--- START OF Extracted material ---

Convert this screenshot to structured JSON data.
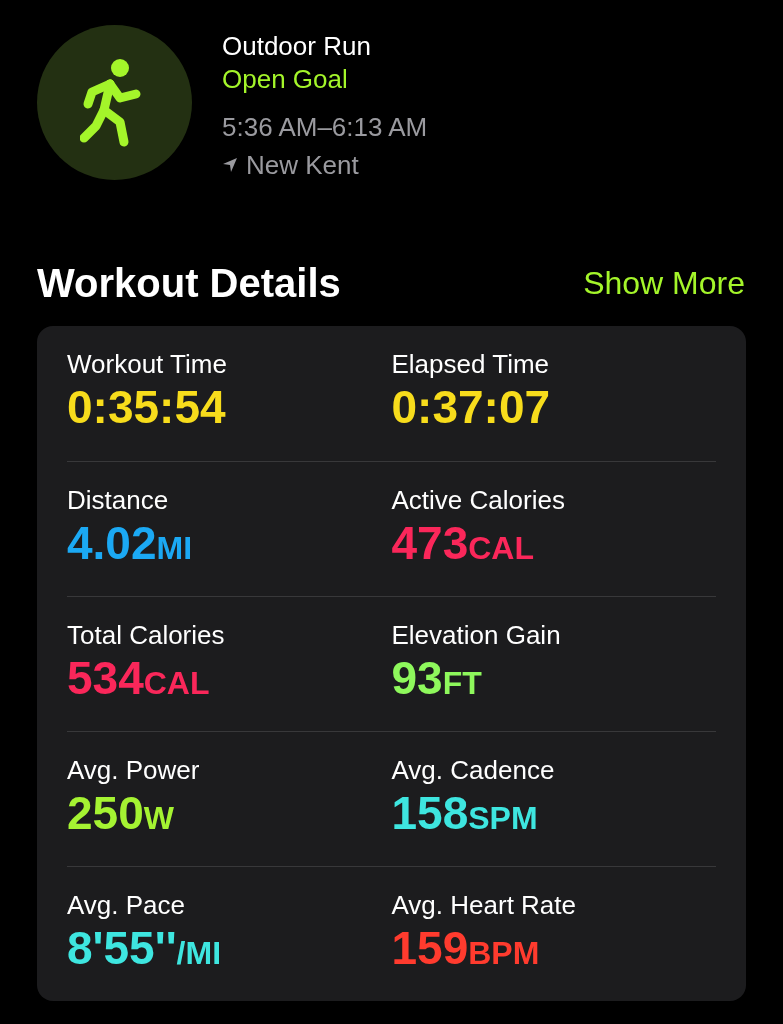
{
  "workout": {
    "title": "Outdoor Run",
    "goal": "Open Goal",
    "time": "5:36 AM–6:13 AM",
    "location": "New Kent"
  },
  "details": {
    "heading": "Workout Details",
    "action": "Show More",
    "metrics": [
      {
        "label": "Workout Time",
        "value": "0:35:54",
        "color": "#f7dc1c"
      },
      {
        "label": "Elapsed Time",
        "value": "0:37:07",
        "color": "#f7dc1c"
      },
      {
        "label": "Distance",
        "value": "4.02",
        "unit": "MI",
        "color": "#1ba9f4"
      },
      {
        "label": "Active Calories",
        "value": "473",
        "unit": "CAL",
        "color": "#fa275a"
      },
      {
        "label": "Total Calories",
        "value": "534",
        "unit": "CAL",
        "color": "#fa275a"
      },
      {
        "label": "Elevation Gain",
        "value": "93",
        "unit": "FT",
        "color": "#8ef85c"
      },
      {
        "label": "Avg. Power",
        "value": "250",
        "unit": "W",
        "color": "#a5f332"
      },
      {
        "label": "Avg. Cadence",
        "value": "158",
        "unit": "SPM",
        "color": "#3ee6e0"
      },
      {
        "label": "Avg. Pace",
        "value": "8'55''",
        "unit": "/MI",
        "color": "#3ee6e0"
      },
      {
        "label": "Avg. Heart Rate",
        "value": "159",
        "unit": "BPM",
        "color": "#ff3b2e"
      }
    ]
  }
}
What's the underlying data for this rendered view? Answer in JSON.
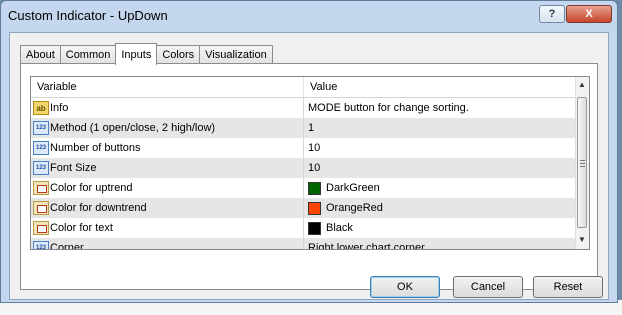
{
  "window": {
    "title": "Custom Indicator - UpDown",
    "help_label": "?",
    "close_label": "X"
  },
  "tabs": [
    {
      "label": "About"
    },
    {
      "label": "Common"
    },
    {
      "label": "Inputs",
      "active": true
    },
    {
      "label": "Colors"
    },
    {
      "label": "Visualization"
    }
  ],
  "grid": {
    "headers": {
      "variable": "Variable",
      "value": "Value"
    },
    "rows": [
      {
        "icon": "ab",
        "variable": "Info",
        "value": "MODE button for change sorting."
      },
      {
        "icon": "123",
        "variable": "Method (1 open/close, 2 high/low)",
        "value": "1"
      },
      {
        "icon": "123",
        "variable": "Number of buttons",
        "value": "10"
      },
      {
        "icon": "123",
        "variable": "Font Size",
        "value": "10"
      },
      {
        "icon": "color",
        "variable": "Color for uptrend",
        "value": "DarkGreen",
        "swatch": "#006400"
      },
      {
        "icon": "color",
        "variable": "Color for downtrend",
        "value": "OrangeRed",
        "swatch": "#ff4500"
      },
      {
        "icon": "color",
        "variable": "Color for text",
        "value": "Black",
        "swatch": "#000000"
      },
      {
        "icon": "123",
        "variable": "Corner",
        "value": "Right lower chart corner"
      }
    ]
  },
  "buttons": {
    "ok": "OK",
    "cancel": "Cancel",
    "reset": "Reset"
  }
}
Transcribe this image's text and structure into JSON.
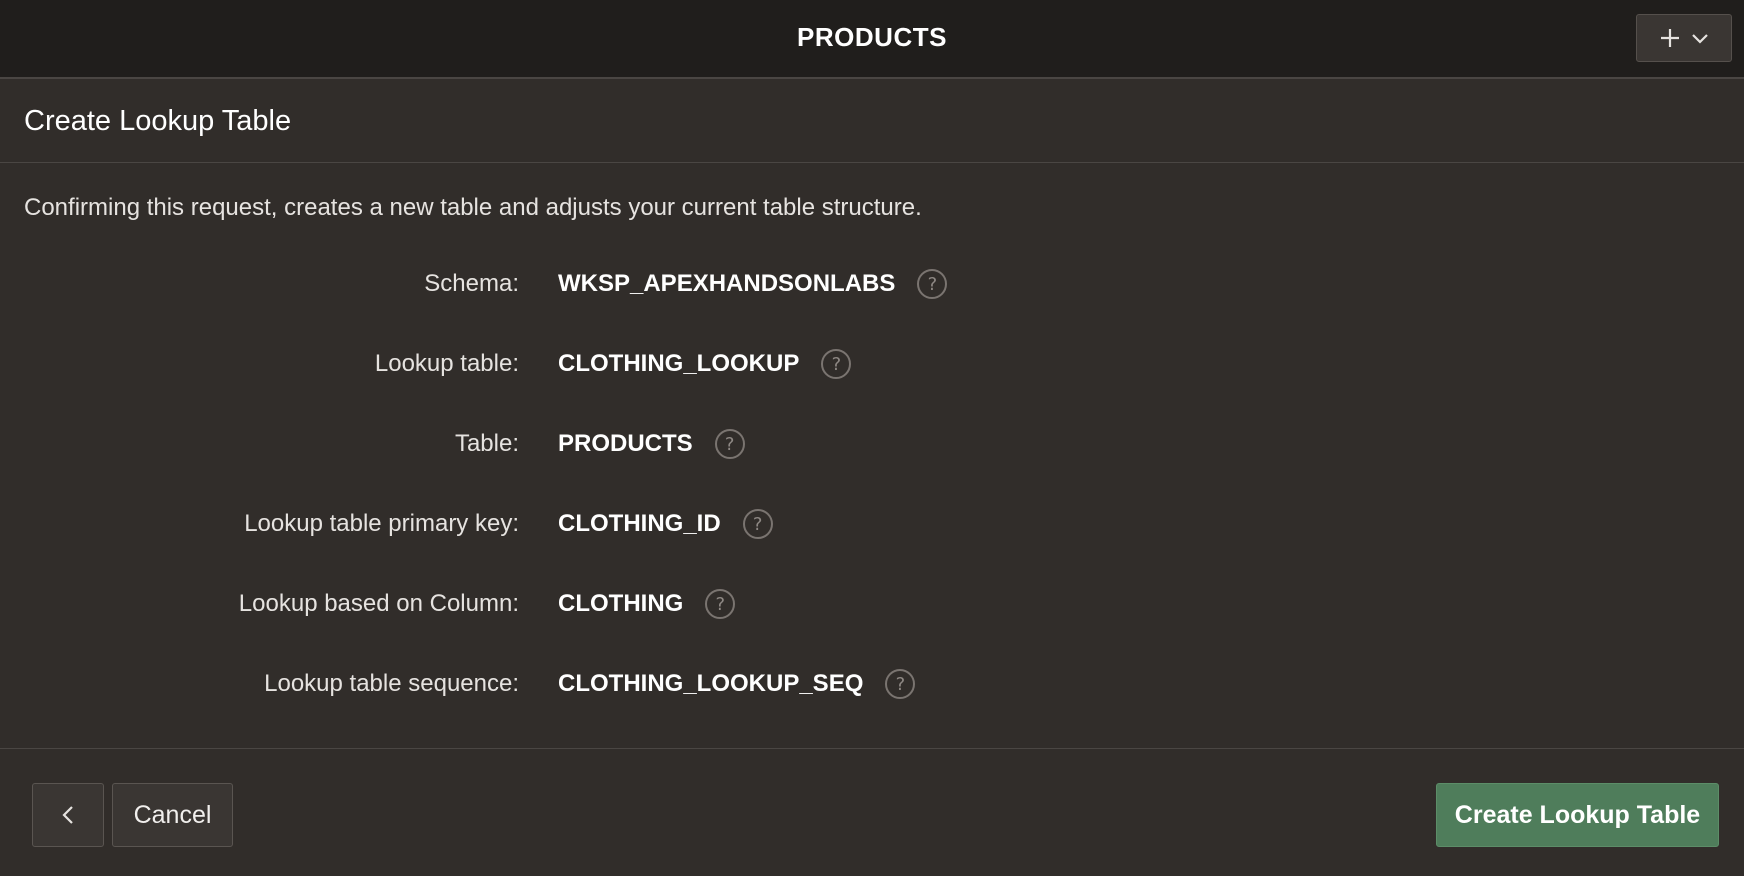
{
  "header": {
    "title": "PRODUCTS",
    "add_menu_icon": "plus-icon",
    "add_menu_chevron": "chevron-down-icon"
  },
  "dialog": {
    "title": "Create Lookup Table",
    "intro": "Confirming this request, creates a new table and adjusts your current table structure.",
    "fields": [
      {
        "label": "Schema:",
        "value": "WKSP_APEXHANDSONLABS",
        "help": "?"
      },
      {
        "label": "Lookup table:",
        "value": "CLOTHING_LOOKUP",
        "help": "?"
      },
      {
        "label": "Table:",
        "value": "PRODUCTS",
        "help": "?"
      },
      {
        "label": "Lookup table primary key:",
        "value": "CLOTHING_ID",
        "help": "?"
      },
      {
        "label": "Lookup based on Column:",
        "value": "CLOTHING",
        "help": "?"
      },
      {
        "label": "Lookup table sequence:",
        "value": "CLOTHING_LOOKUP_SEQ",
        "help": "?"
      }
    ]
  },
  "footer": {
    "back_icon": "chevron-left-icon",
    "cancel_label": "Cancel",
    "create_label": "Create Lookup Table"
  },
  "colors": {
    "background": "#312d2a",
    "topbar": "#201e1c",
    "primary_button": "#4f7d5b"
  }
}
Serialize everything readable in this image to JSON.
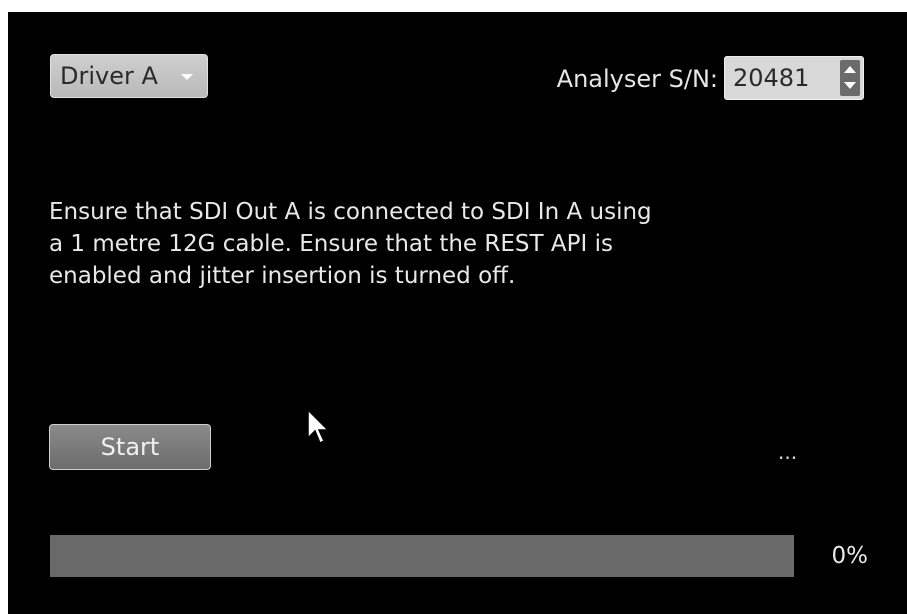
{
  "driver_select": {
    "value": "Driver A"
  },
  "analyser_sn": {
    "label": "Analyser S/N:",
    "value": "20481"
  },
  "instructions": [
    "Ensure that SDI Out A is connected to SDI In A using",
    "a 1 metre 12G cable.  Ensure that the REST API is",
    "enabled and jitter insertion is turned off."
  ],
  "start_button": {
    "label": "Start"
  },
  "status": {
    "text": "..."
  },
  "progress": {
    "value": 0,
    "label": "0%"
  },
  "icons": [
    "chevron-down-icon",
    "spinner-up-icon",
    "spinner-down-icon",
    "mouse-pointer-icon"
  ],
  "colors": {
    "background": "#000000",
    "text": "#e8e8e8",
    "progress_track": "#696969"
  }
}
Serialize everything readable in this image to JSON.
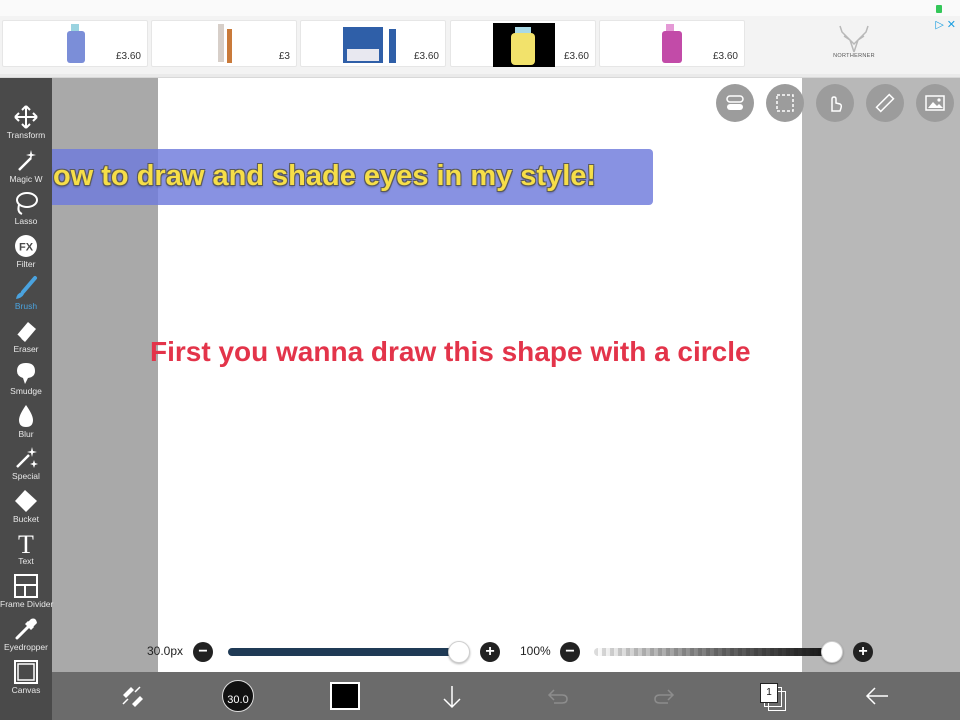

--- END OF Extracted material ---

Exercise goal =
Pictures are to be left out; the records above must be repeated word for word.

Answer to this task =
Convert this screenshot to structured JSON data.
{
  "workout": {
    "title": "Outdoor Run",
    "goal": "Open Goal",
    "time": "5:36 AM–6:13 AM",
    "location": "New Kent"
  },
  "details": {
    "heading": "Workout Details",
    "action": "Show More",
    "metrics": [
      {
        "label": "Workout Time",
        "value": "0:35:54",
        "color": "#f7dc1c"
      },
      {
        "label": "Elapsed Time",
        "value": "0:37:07",
        "color": "#f7dc1c"
      },
      {
        "label": "Distance",
        "value": "4.02",
        "unit": "MI",
        "color": "#1ba9f4"
      },
      {
        "label": "Active Calories",
        "value": "473",
        "unit": "CAL",
        "color": "#fa275a"
      },
      {
        "label": "Total Calories",
        "value": "534",
        "unit": "CAL",
        "color": "#fa275a"
      },
      {
        "label": "Elevation Gain",
        "value": "93",
        "unit": "FT",
        "color": "#8ef85c"
      },
      {
        "label": "Avg. Power",
        "value": "250",
        "unit": "W",
        "color": "#a5f332"
      },
      {
        "label": "Avg. Cadence",
        "value": "158",
        "unit": "SPM",
        "color": "#3ee6e0"
      },
      {
        "label": "Avg. Pace",
        "value": "8'55''",
        "unit": "/MI",
        "color": "#3ee6e0"
      },
      {
        "label": "Avg. Heart Rate",
        "value": "159",
        "unit": "BPM",
        "color": "#ff3b2e"
      }
    ]
  }
}
What's the underlying data for this rendered view? Answer in JSON.
{
  "window": {
    "title": "Custom Indicator - UpDown",
    "help_label": "?",
    "close_label": "X"
  },
  "tabs": [
    {
      "label": "About"
    },
    {
      "label": "Common"
    },
    {
      "label": "Inputs",
      "active": true
    },
    {
      "label": "Colors"
    },
    {
      "label": "Visualization"
    }
  ],
  "grid": {
    "headers": {
      "variable": "Variable",
      "value": "Value"
    },
    "rows": [
      {
        "icon": "ab",
        "variable": "Info",
        "value": "MODE button for change sorting."
      },
      {
        "icon": "123",
        "variable": "Method (1 open/close, 2 high/low)",
        "value": "1"
      },
      {
        "icon": "123",
        "variable": "Number of buttons",
        "value": "10"
      },
      {
        "icon": "123",
        "variable": "Font Size",
        "value": "10"
      },
      {
        "icon": "color",
        "variable": "Color for uptrend",
        "value": "DarkGreen",
        "swatch": "#006400"
      },
      {
        "icon": "color",
        "variable": "Color for downtrend",
        "value": "OrangeRed",
        "swatch": "#ff4500"
      },
      {
        "icon": "color",
        "variable": "Color for text",
        "value": "Black",
        "swatch": "#000000"
      },
      {
        "icon": "123",
        "variable": "Corner",
        "value": "Right lower chart corner"
      }
    ]
  },
  "buttons": {
    "ok": "OK",
    "cancel": "Cancel",
    "reset": "Reset"
  }
}
Transcribe this image's text and structure into JSON.
{
  "header": {
    "title": "PRODUCTS",
    "add_menu_icon": "plus-icon",
    "add_menu_chevron": "chevron-down-icon"
  },
  "dialog": {
    "title": "Create Lookup Table",
    "intro": "Confirming this request, creates a new table and adjusts your current table structure.",
    "fields": [
      {
        "label": "Schema:",
        "value": "WKSP_APEXHANDSONLABS",
        "help": "?"
      },
      {
        "label": "Lookup table:",
        "value": "CLOTHING_LOOKUP",
        "help": "?"
      },
      {
        "label": "Table:",
        "value": "PRODUCTS",
        "help": "?"
      },
      {
        "label": "Lookup table primary key:",
        "value": "CLOTHING_ID",
        "help": "?"
      },
      {
        "label": "Lookup based on Column:",
        "value": "CLOTHING",
        "help": "?"
      },
      {
        "label": "Lookup table sequence:",
        "value": "CLOTHING_LOOKUP_SEQ",
        "help": "?"
      }
    ]
  },
  "footer": {
    "back_icon": "chevron-left-icon",
    "cancel_label": "Cancel",
    "create_label": "Create Lookup Table"
  },
  "colors": {
    "background": "#312d2a",
    "topbar": "#201e1c",
    "primary_button": "#4f7d5b"
  }
}
Serialize everything readable in this image to JSON.
{
  "driver_select": {
    "value": "Driver A"
  },
  "analyser_sn": {
    "label": "Analyser S/N:",
    "value": "20481"
  },
  "instructions": [
    "Ensure that SDI Out A is connected to SDI In A using",
    "a 1 metre 12G cable.  Ensure that the REST API is",
    "enabled and jitter insertion is turned off."
  ],
  "start_button": {
    "label": "Start"
  },
  "status": {
    "text": "..."
  },
  "progress": {
    "value": 0,
    "label": "0%"
  },
  "icons": [
    "chevron-down-icon",
    "spinner-up-icon",
    "spinner-down-icon",
    "mouse-pointer-icon"
  ],
  "colors": {
    "background": "#000000",
    "text": "#e8e8e8",
    "progress_track": "#696969"
  }
}
Serialize everything readable in this image to JSON.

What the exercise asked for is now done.